---- Material

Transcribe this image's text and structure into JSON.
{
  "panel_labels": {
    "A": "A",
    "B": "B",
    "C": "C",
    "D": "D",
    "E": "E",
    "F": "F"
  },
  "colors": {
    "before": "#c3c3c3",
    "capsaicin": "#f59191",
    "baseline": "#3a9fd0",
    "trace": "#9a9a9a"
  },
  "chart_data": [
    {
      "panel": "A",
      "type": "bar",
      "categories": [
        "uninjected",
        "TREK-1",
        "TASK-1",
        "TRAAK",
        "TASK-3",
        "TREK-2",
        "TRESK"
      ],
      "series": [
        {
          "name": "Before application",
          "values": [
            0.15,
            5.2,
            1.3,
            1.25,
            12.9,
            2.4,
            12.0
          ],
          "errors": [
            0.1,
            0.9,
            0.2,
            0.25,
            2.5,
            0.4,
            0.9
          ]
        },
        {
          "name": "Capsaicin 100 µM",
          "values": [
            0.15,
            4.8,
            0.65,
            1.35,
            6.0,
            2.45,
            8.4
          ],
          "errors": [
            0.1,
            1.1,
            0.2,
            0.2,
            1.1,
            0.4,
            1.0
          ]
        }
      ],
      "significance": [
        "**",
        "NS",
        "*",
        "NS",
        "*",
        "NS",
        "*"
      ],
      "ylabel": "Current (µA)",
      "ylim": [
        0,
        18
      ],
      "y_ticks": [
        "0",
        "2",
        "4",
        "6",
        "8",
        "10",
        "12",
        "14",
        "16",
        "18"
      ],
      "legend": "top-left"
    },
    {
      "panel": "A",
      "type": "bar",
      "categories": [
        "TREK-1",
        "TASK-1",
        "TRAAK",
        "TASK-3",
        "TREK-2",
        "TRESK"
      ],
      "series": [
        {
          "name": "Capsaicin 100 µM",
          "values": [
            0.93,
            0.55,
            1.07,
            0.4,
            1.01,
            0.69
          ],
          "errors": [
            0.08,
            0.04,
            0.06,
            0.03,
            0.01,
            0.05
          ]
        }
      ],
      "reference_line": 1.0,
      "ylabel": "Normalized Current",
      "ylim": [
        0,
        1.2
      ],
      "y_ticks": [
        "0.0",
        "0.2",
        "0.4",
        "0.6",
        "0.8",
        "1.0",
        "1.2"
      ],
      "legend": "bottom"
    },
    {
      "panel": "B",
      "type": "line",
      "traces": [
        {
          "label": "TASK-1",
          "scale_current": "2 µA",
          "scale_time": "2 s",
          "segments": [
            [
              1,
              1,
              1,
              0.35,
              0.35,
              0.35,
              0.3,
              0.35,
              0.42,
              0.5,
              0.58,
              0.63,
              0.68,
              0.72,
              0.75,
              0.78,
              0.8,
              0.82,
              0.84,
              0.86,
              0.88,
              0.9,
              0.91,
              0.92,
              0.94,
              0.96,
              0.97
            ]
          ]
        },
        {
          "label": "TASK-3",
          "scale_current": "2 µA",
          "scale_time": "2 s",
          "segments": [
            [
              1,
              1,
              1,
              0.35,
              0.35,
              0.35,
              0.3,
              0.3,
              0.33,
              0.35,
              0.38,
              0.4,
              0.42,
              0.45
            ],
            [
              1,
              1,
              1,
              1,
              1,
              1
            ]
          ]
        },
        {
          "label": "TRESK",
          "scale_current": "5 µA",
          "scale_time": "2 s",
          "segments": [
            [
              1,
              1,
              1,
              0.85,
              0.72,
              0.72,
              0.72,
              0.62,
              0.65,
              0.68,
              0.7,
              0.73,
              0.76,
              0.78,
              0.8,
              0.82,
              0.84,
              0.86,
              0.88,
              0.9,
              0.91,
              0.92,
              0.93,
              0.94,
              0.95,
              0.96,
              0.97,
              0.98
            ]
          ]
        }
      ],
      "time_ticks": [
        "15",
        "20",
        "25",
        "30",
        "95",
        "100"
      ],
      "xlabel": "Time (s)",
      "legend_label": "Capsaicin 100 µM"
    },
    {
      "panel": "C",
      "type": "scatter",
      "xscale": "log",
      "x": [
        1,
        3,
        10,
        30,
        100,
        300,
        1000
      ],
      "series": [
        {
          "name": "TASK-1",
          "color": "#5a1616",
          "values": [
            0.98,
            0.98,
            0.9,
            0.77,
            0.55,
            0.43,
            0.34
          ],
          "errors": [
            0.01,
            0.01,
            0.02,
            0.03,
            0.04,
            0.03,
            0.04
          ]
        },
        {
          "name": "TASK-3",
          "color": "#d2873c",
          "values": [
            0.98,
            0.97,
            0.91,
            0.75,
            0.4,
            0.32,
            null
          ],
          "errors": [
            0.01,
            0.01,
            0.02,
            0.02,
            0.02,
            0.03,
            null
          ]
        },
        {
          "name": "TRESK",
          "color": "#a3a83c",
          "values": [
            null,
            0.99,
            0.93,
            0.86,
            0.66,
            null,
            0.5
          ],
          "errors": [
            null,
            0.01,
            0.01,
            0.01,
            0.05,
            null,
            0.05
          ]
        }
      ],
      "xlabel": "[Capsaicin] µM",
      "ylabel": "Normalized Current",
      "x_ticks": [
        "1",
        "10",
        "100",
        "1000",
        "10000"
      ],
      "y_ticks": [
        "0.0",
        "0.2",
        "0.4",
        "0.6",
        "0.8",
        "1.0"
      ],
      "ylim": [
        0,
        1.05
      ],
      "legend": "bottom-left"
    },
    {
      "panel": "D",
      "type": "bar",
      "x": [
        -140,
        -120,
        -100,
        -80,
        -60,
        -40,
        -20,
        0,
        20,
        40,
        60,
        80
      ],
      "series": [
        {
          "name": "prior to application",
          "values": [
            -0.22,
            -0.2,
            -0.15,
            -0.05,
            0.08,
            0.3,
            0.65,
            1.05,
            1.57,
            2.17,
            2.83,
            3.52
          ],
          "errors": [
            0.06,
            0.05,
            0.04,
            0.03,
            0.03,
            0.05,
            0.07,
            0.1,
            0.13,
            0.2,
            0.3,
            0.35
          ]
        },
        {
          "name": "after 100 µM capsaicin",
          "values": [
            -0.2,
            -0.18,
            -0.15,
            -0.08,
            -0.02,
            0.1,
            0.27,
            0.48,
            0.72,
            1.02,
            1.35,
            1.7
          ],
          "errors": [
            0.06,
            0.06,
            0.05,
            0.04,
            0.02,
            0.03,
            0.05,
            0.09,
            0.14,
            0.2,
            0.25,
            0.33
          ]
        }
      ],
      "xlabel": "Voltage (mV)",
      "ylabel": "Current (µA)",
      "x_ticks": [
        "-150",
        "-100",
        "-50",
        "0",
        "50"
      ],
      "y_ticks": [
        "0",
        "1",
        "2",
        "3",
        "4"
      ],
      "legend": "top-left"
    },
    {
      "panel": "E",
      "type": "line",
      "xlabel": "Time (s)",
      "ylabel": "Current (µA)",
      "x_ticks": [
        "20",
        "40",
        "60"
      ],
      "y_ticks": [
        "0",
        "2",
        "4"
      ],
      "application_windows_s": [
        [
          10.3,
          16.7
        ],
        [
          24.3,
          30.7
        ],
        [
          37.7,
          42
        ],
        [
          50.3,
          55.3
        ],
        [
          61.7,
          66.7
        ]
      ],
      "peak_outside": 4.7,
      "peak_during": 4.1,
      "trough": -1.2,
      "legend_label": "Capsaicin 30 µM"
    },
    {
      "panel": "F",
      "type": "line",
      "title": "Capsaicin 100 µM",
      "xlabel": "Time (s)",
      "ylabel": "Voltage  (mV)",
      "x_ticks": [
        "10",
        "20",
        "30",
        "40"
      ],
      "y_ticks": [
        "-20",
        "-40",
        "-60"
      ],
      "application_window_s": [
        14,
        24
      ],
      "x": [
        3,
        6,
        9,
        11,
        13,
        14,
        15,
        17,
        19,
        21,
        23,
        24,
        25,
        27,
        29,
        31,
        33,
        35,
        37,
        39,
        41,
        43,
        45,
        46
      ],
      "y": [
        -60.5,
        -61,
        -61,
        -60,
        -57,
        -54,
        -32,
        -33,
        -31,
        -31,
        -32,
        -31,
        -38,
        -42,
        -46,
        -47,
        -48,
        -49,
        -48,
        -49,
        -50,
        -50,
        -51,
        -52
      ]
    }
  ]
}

--------

◆ Exercise: Across the entries, how many lines hold the word "TASK"? Say only the number.

◆ The answer: 8